◆ Stated exercise: Copy each line holding the string "ylabel".

Data tied to figure images:
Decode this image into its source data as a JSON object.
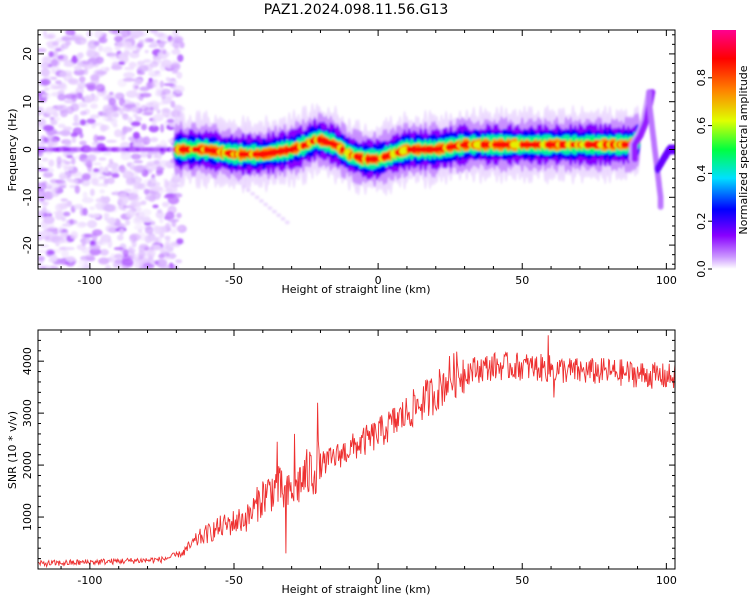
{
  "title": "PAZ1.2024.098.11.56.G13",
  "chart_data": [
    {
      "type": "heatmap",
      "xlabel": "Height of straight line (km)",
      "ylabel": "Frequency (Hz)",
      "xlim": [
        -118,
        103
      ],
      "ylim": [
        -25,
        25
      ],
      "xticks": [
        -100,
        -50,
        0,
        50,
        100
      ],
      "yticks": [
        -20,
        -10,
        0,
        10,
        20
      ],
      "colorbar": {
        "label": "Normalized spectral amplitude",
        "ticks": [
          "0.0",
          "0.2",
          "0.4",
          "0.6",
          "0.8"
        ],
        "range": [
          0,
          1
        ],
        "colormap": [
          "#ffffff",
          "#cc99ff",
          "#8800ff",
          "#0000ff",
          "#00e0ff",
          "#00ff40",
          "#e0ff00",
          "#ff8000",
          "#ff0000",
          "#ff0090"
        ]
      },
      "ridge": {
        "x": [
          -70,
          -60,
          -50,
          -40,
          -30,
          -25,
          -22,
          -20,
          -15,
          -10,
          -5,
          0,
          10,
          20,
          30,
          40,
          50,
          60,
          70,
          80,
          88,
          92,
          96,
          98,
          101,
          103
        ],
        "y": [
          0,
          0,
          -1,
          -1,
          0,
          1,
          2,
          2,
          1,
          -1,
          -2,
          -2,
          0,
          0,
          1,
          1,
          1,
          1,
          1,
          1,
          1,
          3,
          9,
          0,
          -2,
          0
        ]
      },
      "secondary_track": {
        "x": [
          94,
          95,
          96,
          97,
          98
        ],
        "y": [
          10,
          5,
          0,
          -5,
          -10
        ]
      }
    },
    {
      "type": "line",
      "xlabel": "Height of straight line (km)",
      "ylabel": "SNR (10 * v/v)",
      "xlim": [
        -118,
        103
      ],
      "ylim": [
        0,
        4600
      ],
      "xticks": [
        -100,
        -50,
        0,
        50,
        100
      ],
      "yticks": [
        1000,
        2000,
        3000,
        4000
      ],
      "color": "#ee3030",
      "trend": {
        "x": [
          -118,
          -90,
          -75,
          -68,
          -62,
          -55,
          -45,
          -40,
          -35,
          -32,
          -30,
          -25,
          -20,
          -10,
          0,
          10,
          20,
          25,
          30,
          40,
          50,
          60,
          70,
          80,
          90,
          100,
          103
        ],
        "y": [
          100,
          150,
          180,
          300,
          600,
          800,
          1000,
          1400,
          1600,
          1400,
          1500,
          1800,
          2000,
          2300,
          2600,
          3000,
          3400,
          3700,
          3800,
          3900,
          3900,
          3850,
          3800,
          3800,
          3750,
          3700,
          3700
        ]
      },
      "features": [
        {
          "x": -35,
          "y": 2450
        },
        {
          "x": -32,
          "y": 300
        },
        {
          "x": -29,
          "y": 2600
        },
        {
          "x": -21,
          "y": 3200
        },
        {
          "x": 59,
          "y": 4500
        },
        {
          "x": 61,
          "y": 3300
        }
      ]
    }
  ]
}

◆ Reply to the task:
      "ylabel": "Frequency (Hz)",
      "ylabel": "SNR (10 * v/v)",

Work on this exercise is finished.